======== Provided data ========

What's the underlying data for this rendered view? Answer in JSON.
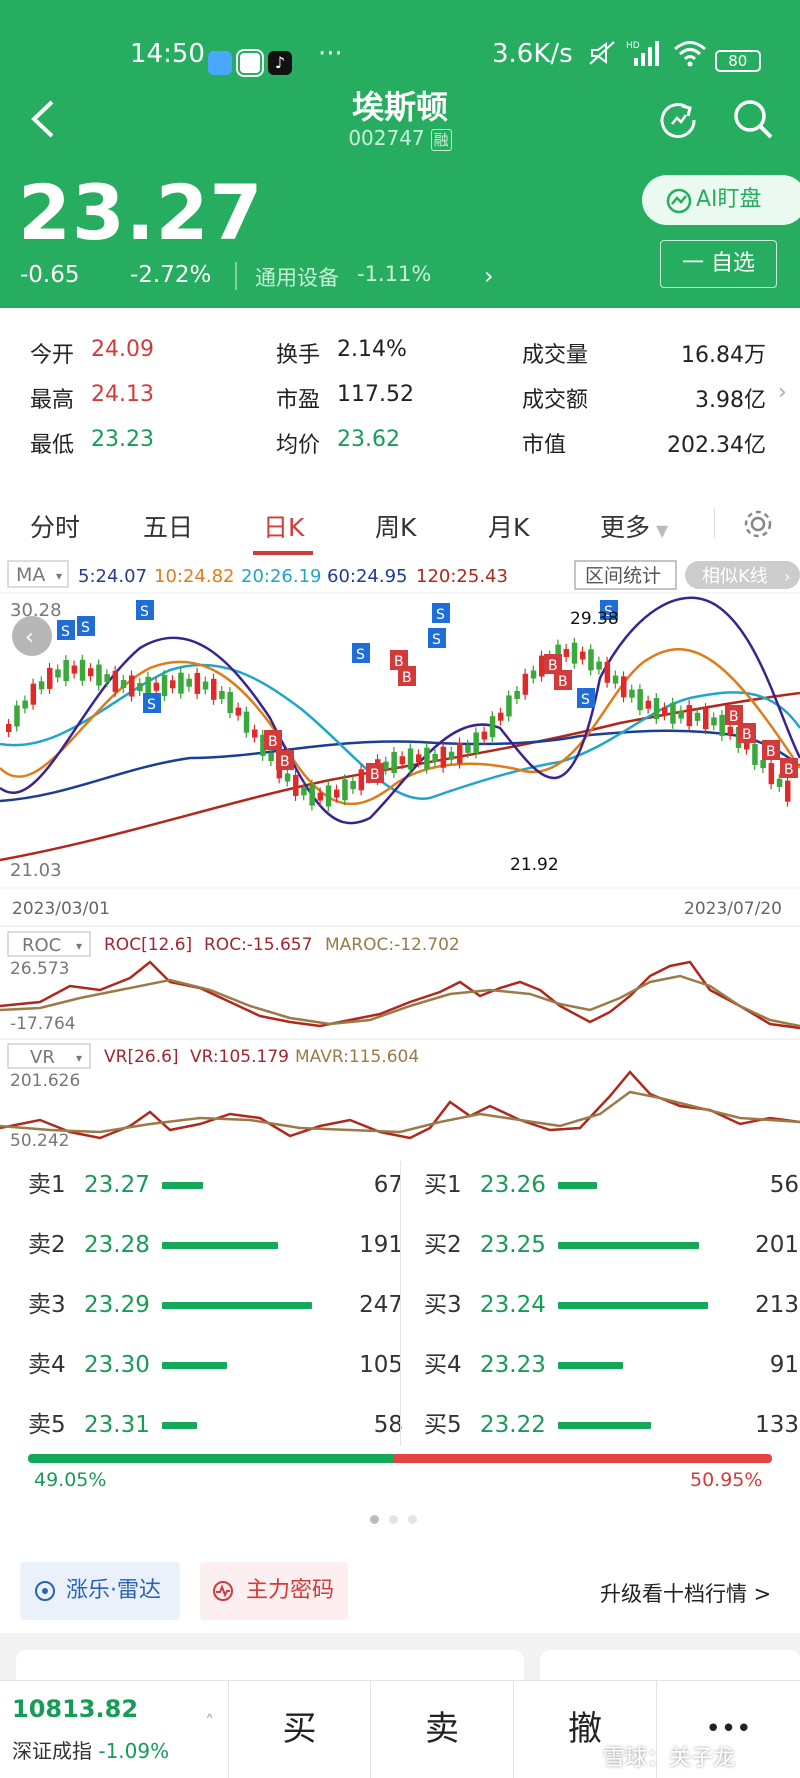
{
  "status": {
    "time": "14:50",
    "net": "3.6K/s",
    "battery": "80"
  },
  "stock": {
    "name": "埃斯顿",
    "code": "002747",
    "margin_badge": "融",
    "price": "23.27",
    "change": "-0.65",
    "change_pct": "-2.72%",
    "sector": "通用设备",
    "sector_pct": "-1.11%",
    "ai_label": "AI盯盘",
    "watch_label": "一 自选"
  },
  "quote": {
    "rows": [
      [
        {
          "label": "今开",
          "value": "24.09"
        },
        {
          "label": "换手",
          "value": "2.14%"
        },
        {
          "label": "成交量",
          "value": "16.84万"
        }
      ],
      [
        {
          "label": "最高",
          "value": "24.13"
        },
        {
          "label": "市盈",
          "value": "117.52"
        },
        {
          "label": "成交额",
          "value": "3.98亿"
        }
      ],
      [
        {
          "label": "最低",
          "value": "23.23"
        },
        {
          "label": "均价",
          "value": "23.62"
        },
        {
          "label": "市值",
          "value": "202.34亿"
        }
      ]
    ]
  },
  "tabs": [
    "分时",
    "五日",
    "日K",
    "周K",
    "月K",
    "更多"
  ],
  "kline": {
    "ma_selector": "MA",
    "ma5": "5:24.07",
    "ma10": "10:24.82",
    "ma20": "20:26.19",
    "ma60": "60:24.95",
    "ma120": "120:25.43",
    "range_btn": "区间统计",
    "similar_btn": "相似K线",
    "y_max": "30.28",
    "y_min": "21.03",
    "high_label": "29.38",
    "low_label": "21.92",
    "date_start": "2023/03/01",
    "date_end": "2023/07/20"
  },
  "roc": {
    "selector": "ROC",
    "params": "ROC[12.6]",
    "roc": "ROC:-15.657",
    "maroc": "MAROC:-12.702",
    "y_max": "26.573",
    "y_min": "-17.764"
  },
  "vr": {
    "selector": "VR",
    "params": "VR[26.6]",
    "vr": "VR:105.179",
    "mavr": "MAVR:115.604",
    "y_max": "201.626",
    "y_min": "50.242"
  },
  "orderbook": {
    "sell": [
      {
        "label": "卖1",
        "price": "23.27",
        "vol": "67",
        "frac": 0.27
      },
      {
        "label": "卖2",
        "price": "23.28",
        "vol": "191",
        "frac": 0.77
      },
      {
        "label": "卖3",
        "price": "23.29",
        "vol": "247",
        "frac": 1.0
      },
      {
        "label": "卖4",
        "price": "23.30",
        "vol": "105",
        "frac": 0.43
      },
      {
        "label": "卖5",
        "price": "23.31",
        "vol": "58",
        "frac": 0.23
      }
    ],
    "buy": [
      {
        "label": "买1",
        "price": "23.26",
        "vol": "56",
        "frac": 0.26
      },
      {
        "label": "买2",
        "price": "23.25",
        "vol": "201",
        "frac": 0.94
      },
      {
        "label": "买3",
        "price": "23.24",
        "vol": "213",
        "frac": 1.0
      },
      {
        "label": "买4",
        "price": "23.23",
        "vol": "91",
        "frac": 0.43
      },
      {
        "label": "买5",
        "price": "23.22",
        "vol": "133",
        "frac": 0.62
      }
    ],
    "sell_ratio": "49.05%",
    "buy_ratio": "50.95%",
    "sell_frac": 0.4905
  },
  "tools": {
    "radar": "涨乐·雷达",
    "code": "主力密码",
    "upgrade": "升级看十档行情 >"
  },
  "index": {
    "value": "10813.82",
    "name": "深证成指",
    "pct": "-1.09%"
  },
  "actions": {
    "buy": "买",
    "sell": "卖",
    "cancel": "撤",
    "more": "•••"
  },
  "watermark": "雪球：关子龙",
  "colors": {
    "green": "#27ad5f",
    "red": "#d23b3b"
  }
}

========

• Aim of the exercise
The pictures in the entries should be left out; output everything else exactly.

• Result of this exercise
What's the underlying data for this rendered view? Answer in JSON.
{
  "status": {
    "time": "14:50",
    "net": "3.6K/s",
    "battery": "80"
  },
  "stock": {
    "name": "埃斯顿",
    "code": "002747",
    "margin_badge": "融",
    "price": "23.27",
    "change": "-0.65",
    "change_pct": "-2.72%",
    "sector": "通用设备",
    "sector_pct": "-1.11%",
    "ai_label": "AI盯盘",
    "watch_label": "一 自选"
  },
  "quote": {
    "rows": [
      [
        {
          "label": "今开",
          "value": "24.09"
        },
        {
          "label": "换手",
          "value": "2.14%"
        },
        {
          "label": "成交量",
          "value": "16.84万"
        }
      ],
      [
        {
          "label": "最高",
          "value": "24.13"
        },
        {
          "label": "市盈",
          "value": "117.52"
        },
        {
          "label": "成交额",
          "value": "3.98亿"
        }
      ],
      [
        {
          "label": "最低",
          "value": "23.23"
        },
        {
          "label": "均价",
          "value": "23.62"
        },
        {
          "label": "市值",
          "value": "202.34亿"
        }
      ]
    ]
  },
  "tabs": [
    "分时",
    "五日",
    "日K",
    "周K",
    "月K",
    "更多"
  ],
  "kline": {
    "ma_selector": "MA",
    "ma5": "5:24.07",
    "ma10": "10:24.82",
    "ma20": "20:26.19",
    "ma60": "60:24.95",
    "ma120": "120:25.43",
    "range_btn": "区间统计",
    "similar_btn": "相似K线",
    "y_max": "30.28",
    "y_min": "21.03",
    "high_label": "29.38",
    "low_label": "21.92",
    "date_start": "2023/03/01",
    "date_end": "2023/07/20"
  },
  "roc": {
    "selector": "ROC",
    "params": "ROC[12.6]",
    "roc": "ROC:-15.657",
    "maroc": "MAROC:-12.702",
    "y_max": "26.573",
    "y_min": "-17.764"
  },
  "vr": {
    "selector": "VR",
    "params": "VR[26.6]",
    "vr": "VR:105.179",
    "mavr": "MAVR:115.604",
    "y_max": "201.626",
    "y_min": "50.242"
  },
  "orderbook": {
    "sell": [
      {
        "label": "卖1",
        "price": "23.27",
        "vol": "67",
        "frac": 0.27
      },
      {
        "label": "卖2",
        "price": "23.28",
        "vol": "191",
        "frac": 0.77
      },
      {
        "label": "卖3",
        "price": "23.29",
        "vol": "247",
        "frac": 1.0
      },
      {
        "label": "卖4",
        "price": "23.30",
        "vol": "105",
        "frac": 0.43
      },
      {
        "label": "卖5",
        "price": "23.31",
        "vol": "58",
        "frac": 0.23
      }
    ],
    "buy": [
      {
        "label": "买1",
        "price": "23.26",
        "vol": "56",
        "frac": 0.26
      },
      {
        "label": "买2",
        "price": "23.25",
        "vol": "201",
        "frac": 0.94
      },
      {
        "label": "买3",
        "price": "23.24",
        "vol": "213",
        "frac": 1.0
      },
      {
        "label": "买4",
        "price": "23.23",
        "vol": "91",
        "frac": 0.43
      },
      {
        "label": "买5",
        "price": "23.22",
        "vol": "133",
        "frac": 0.62
      }
    ],
    "sell_ratio": "49.05%",
    "buy_ratio": "50.95%",
    "sell_frac": 0.4905
  },
  "tools": {
    "radar": "涨乐·雷达",
    "code": "主力密码",
    "upgrade": "升级看十档行情 >"
  },
  "index": {
    "value": "10813.82",
    "name": "深证成指",
    "pct": "-1.09%"
  },
  "actions": {
    "buy": "买",
    "sell": "卖",
    "cancel": "撤",
    "more": "•••"
  },
  "watermark": "雪球：关子龙",
  "colors": {
    "green": "#27ad5f",
    "red": "#d23b3b"
  }
}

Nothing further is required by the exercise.